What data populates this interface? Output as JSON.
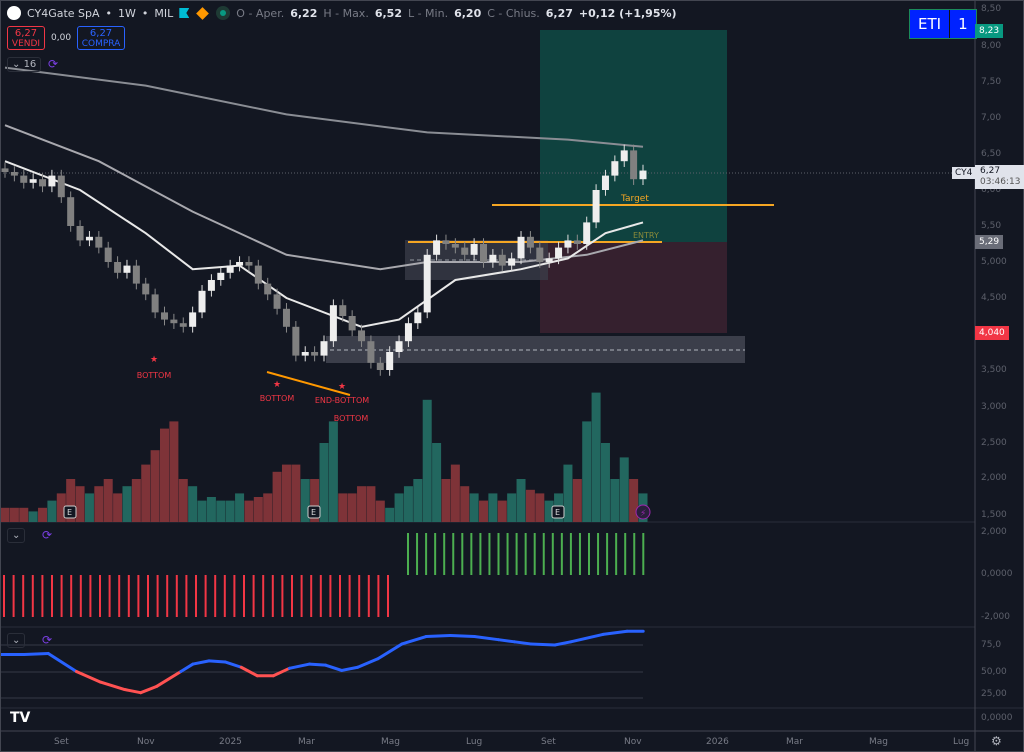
{
  "header": {
    "symbol": "CY4Gate SpA",
    "interval": "1W",
    "exchange": "MIL",
    "o_label": "O - Aper.",
    "o": "6,22",
    "h_label": "H - Max.",
    "h": "6,52",
    "l_label": "L - Min.",
    "l": "6,20",
    "c_label": "C - Chius.",
    "c": "6,27",
    "change": "+0,12 (+1,95%)"
  },
  "trade": {
    "sell_price": "6,27",
    "sell_label": "VENDI",
    "spread": "0,00",
    "buy_price": "6,27",
    "buy_label": "COMPRA"
  },
  "indicator_count": "16",
  "eti": {
    "label": "ETI",
    "value": "1"
  },
  "price_axis": [
    "8,50",
    "8,00",
    "7,50",
    "7,00",
    "6,50",
    "6,00",
    "5,50",
    "5,000",
    "4,500",
    "3,500"
  ],
  "volume_axis": [
    "3,000",
    "2,500",
    "2,000",
    "1,500"
  ],
  "hist_axis": [
    "2,000",
    "0,0000",
    "-2,000"
  ],
  "osc_axis": [
    "75,0",
    "50,00",
    "25,00",
    "0,0000"
  ],
  "tags": {
    "target": "8,23",
    "last": "6,27",
    "countdown": "03:46:13",
    "symbol_short": "CY4",
    "entry": "5,29",
    "stop": "4,040"
  },
  "annotations": {
    "target": "Target",
    "entry": "ENTRY",
    "bottom1": "BOTTOM",
    "bottom2": "BOTTOM",
    "end_bottom": "END-BOTTOM",
    "bottom3": "BOTTOM",
    "earnings": "E"
  },
  "time_axis": [
    "Set",
    "Nov",
    "2025",
    "Mar",
    "Mag",
    "Lug",
    "Set",
    "Nov",
    "2026",
    "Mar",
    "Mag",
    "Lug"
  ],
  "chart_data": {
    "type": "candlestick",
    "closes": [
      6.25,
      6.2,
      6.1,
      6.15,
      6.05,
      6.2,
      5.9,
      5.5,
      5.3,
      5.35,
      5.2,
      5.0,
      4.85,
      4.95,
      4.7,
      4.55,
      4.3,
      4.2,
      4.15,
      4.1,
      4.3,
      4.6,
      4.75,
      4.85,
      4.95,
      5.0,
      4.95,
      4.7,
      4.55,
      4.35,
      4.1,
      3.7,
      3.75,
      3.7,
      3.9,
      4.4,
      4.25,
      4.05,
      3.9,
      3.6,
      3.5,
      3.75,
      3.9,
      4.15,
      4.3,
      5.1,
      5.3,
      5.25,
      5.2,
      5.1,
      5.25,
      5.0,
      5.1,
      4.95,
      5.05,
      5.35,
      5.2,
      5.0,
      5.05,
      5.2,
      5.3,
      5.25,
      5.55,
      6.0,
      6.2,
      6.4,
      6.55,
      6.15,
      6.27
    ],
    "volume": [
      1.6,
      1.6,
      1.6,
      1.55,
      1.6,
      1.7,
      1.8,
      2.0,
      1.9,
      1.8,
      1.9,
      2.0,
      1.8,
      1.9,
      2.0,
      2.2,
      2.4,
      2.7,
      2.8,
      2.0,
      1.9,
      1.7,
      1.75,
      1.7,
      1.7,
      1.8,
      1.7,
      1.75,
      1.8,
      2.1,
      2.2,
      2.2,
      2.0,
      2.0,
      2.5,
      2.8,
      1.8,
      1.8,
      1.9,
      1.9,
      1.7,
      1.6,
      1.8,
      1.9,
      2.0,
      3.1,
      2.5,
      2.0,
      2.2,
      1.9,
      1.8,
      1.7,
      1.8,
      1.7,
      1.8,
      2.0,
      1.85,
      1.8,
      1.7,
      1.8,
      2.2,
      2.0,
      2.8,
      3.2,
      2.5,
      2.0,
      2.3,
      2.0,
      1.8
    ],
    "ma_long": [
      [
        0,
        7.7
      ],
      [
        15,
        7.45
      ],
      [
        30,
        7.05
      ],
      [
        45,
        6.8
      ],
      [
        60,
        6.7
      ],
      [
        68,
        6.6
      ]
    ],
    "ma_mid": [
      [
        0,
        6.9
      ],
      [
        10,
        6.4
      ],
      [
        20,
        5.7
      ],
      [
        30,
        5.1
      ],
      [
        40,
        4.9
      ],
      [
        45,
        5.0
      ],
      [
        55,
        5.0
      ],
      [
        62,
        5.1
      ],
      [
        68,
        5.3
      ]
    ],
    "ma_short": [
      [
        0,
        6.4
      ],
      [
        8,
        6.0
      ],
      [
        15,
        5.4
      ],
      [
        20,
        4.9
      ],
      [
        25,
        4.95
      ],
      [
        30,
        4.5
      ],
      [
        38,
        4.1
      ],
      [
        42,
        4.2
      ],
      [
        48,
        4.75
      ],
      [
        55,
        4.9
      ],
      [
        60,
        5.05
      ],
      [
        64,
        5.4
      ],
      [
        68,
        5.55
      ]
    ],
    "histogram": {
      "neg_count": 41,
      "pos_count": 27,
      "neg": -1.5,
      "pos": 1.5
    },
    "oscillator": [
      [
        0,
        66
      ],
      [
        6,
        66
      ],
      [
        12,
        67
      ],
      [
        19,
        50
      ],
      [
        25,
        40
      ],
      [
        31,
        33
      ],
      [
        35,
        30
      ],
      [
        39,
        36
      ],
      [
        45,
        50
      ],
      [
        48,
        57
      ],
      [
        52,
        60
      ],
      [
        56,
        59
      ],
      [
        60,
        54
      ],
      [
        64,
        46
      ],
      [
        68,
        46
      ],
      [
        72,
        53
      ],
      [
        77,
        57
      ],
      [
        81,
        56
      ],
      [
        85,
        51
      ],
      [
        89,
        54
      ],
      [
        94,
        62
      ],
      [
        100,
        76
      ],
      [
        106,
        83
      ],
      [
        112,
        84
      ],
      [
        118,
        83
      ],
      [
        124,
        80
      ],
      [
        128,
        78
      ],
      [
        132,
        76
      ],
      [
        138,
        75
      ],
      [
        142,
        78
      ],
      [
        150,
        85
      ],
      [
        156,
        88
      ],
      [
        160,
        88
      ]
    ],
    "osc_red_ranges": [
      [
        19,
        47
      ],
      [
        60,
        72
      ]
    ]
  }
}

-------

> EXERCISE
Skip the pictures and transcribe the rest of the records exactly.

> EXERCISE OUTPUT
What data populates this interface? Output as JSON.
{
  "header": {
    "symbol": "CY4Gate SpA",
    "interval": "1W",
    "exchange": "MIL",
    "o_label": "O - Aper.",
    "o": "6,22",
    "h_label": "H - Max.",
    "h": "6,52",
    "l_label": "L - Min.",
    "l": "6,20",
    "c_label": "C - Chius.",
    "c": "6,27",
    "change": "+0,12 (+1,95%)"
  },
  "trade": {
    "sell_price": "6,27",
    "sell_label": "VENDI",
    "spread": "0,00",
    "buy_price": "6,27",
    "buy_label": "COMPRA"
  },
  "indicator_count": "16",
  "eti": {
    "label": "ETI",
    "value": "1"
  },
  "price_axis": [
    "8,50",
    "8,00",
    "7,50",
    "7,00",
    "6,50",
    "6,00",
    "5,50",
    "5,000",
    "4,500",
    "3,500"
  ],
  "volume_axis": [
    "3,000",
    "2,500",
    "2,000",
    "1,500"
  ],
  "hist_axis": [
    "2,000",
    "0,0000",
    "-2,000"
  ],
  "osc_axis": [
    "75,0",
    "50,00",
    "25,00",
    "0,0000"
  ],
  "tags": {
    "target": "8,23",
    "last": "6,27",
    "countdown": "03:46:13",
    "symbol_short": "CY4",
    "entry": "5,29",
    "stop": "4,040"
  },
  "annotations": {
    "target": "Target",
    "entry": "ENTRY",
    "bottom1": "BOTTOM",
    "bottom2": "BOTTOM",
    "end_bottom": "END-BOTTOM",
    "bottom3": "BOTTOM",
    "earnings": "E"
  },
  "time_axis": [
    "Set",
    "Nov",
    "2025",
    "Mar",
    "Mag",
    "Lug",
    "Set",
    "Nov",
    "2026",
    "Mar",
    "Mag",
    "Lug"
  ],
  "chart_data": {
    "type": "candlestick",
    "closes": [
      6.25,
      6.2,
      6.1,
      6.15,
      6.05,
      6.2,
      5.9,
      5.5,
      5.3,
      5.35,
      5.2,
      5.0,
      4.85,
      4.95,
      4.7,
      4.55,
      4.3,
      4.2,
      4.15,
      4.1,
      4.3,
      4.6,
      4.75,
      4.85,
      4.95,
      5.0,
      4.95,
      4.7,
      4.55,
      4.35,
      4.1,
      3.7,
      3.75,
      3.7,
      3.9,
      4.4,
      4.25,
      4.05,
      3.9,
      3.6,
      3.5,
      3.75,
      3.9,
      4.15,
      4.3,
      5.1,
      5.3,
      5.25,
      5.2,
      5.1,
      5.25,
      5.0,
      5.1,
      4.95,
      5.05,
      5.35,
      5.2,
      5.0,
      5.05,
      5.2,
      5.3,
      5.25,
      5.55,
      6.0,
      6.2,
      6.4,
      6.55,
      6.15,
      6.27
    ],
    "volume": [
      1.6,
      1.6,
      1.6,
      1.55,
      1.6,
      1.7,
      1.8,
      2.0,
      1.9,
      1.8,
      1.9,
      2.0,
      1.8,
      1.9,
      2.0,
      2.2,
      2.4,
      2.7,
      2.8,
      2.0,
      1.9,
      1.7,
      1.75,
      1.7,
      1.7,
      1.8,
      1.7,
      1.75,
      1.8,
      2.1,
      2.2,
      2.2,
      2.0,
      2.0,
      2.5,
      2.8,
      1.8,
      1.8,
      1.9,
      1.9,
      1.7,
      1.6,
      1.8,
      1.9,
      2.0,
      3.1,
      2.5,
      2.0,
      2.2,
      1.9,
      1.8,
      1.7,
      1.8,
      1.7,
      1.8,
      2.0,
      1.85,
      1.8,
      1.7,
      1.8,
      2.2,
      2.0,
      2.8,
      3.2,
      2.5,
      2.0,
      2.3,
      2.0,
      1.8
    ],
    "ma_long": [
      [
        0,
        7.7
      ],
      [
        15,
        7.45
      ],
      [
        30,
        7.05
      ],
      [
        45,
        6.8
      ],
      [
        60,
        6.7
      ],
      [
        68,
        6.6
      ]
    ],
    "ma_mid": [
      [
        0,
        6.9
      ],
      [
        10,
        6.4
      ],
      [
        20,
        5.7
      ],
      [
        30,
        5.1
      ],
      [
        40,
        4.9
      ],
      [
        45,
        5.0
      ],
      [
        55,
        5.0
      ],
      [
        62,
        5.1
      ],
      [
        68,
        5.3
      ]
    ],
    "ma_short": [
      [
        0,
        6.4
      ],
      [
        8,
        6.0
      ],
      [
        15,
        5.4
      ],
      [
        20,
        4.9
      ],
      [
        25,
        4.95
      ],
      [
        30,
        4.5
      ],
      [
        38,
        4.1
      ],
      [
        42,
        4.2
      ],
      [
        48,
        4.75
      ],
      [
        55,
        4.9
      ],
      [
        60,
        5.05
      ],
      [
        64,
        5.4
      ],
      [
        68,
        5.55
      ]
    ],
    "histogram": {
      "neg_count": 41,
      "pos_count": 27,
      "neg": -1.5,
      "pos": 1.5
    },
    "oscillator": [
      [
        0,
        66
      ],
      [
        6,
        66
      ],
      [
        12,
        67
      ],
      [
        19,
        50
      ],
      [
        25,
        40
      ],
      [
        31,
        33
      ],
      [
        35,
        30
      ],
      [
        39,
        36
      ],
      [
        45,
        50
      ],
      [
        48,
        57
      ],
      [
        52,
        60
      ],
      [
        56,
        59
      ],
      [
        60,
        54
      ],
      [
        64,
        46
      ],
      [
        68,
        46
      ],
      [
        72,
        53
      ],
      [
        77,
        57
      ],
      [
        81,
        56
      ],
      [
        85,
        51
      ],
      [
        89,
        54
      ],
      [
        94,
        62
      ],
      [
        100,
        76
      ],
      [
        106,
        83
      ],
      [
        112,
        84
      ],
      [
        118,
        83
      ],
      [
        124,
        80
      ],
      [
        128,
        78
      ],
      [
        132,
        76
      ],
      [
        138,
        75
      ],
      [
        142,
        78
      ],
      [
        150,
        85
      ],
      [
        156,
        88
      ],
      [
        160,
        88
      ]
    ],
    "osc_red_ranges": [
      [
        19,
        47
      ],
      [
        60,
        72
      ]
    ]
  }
}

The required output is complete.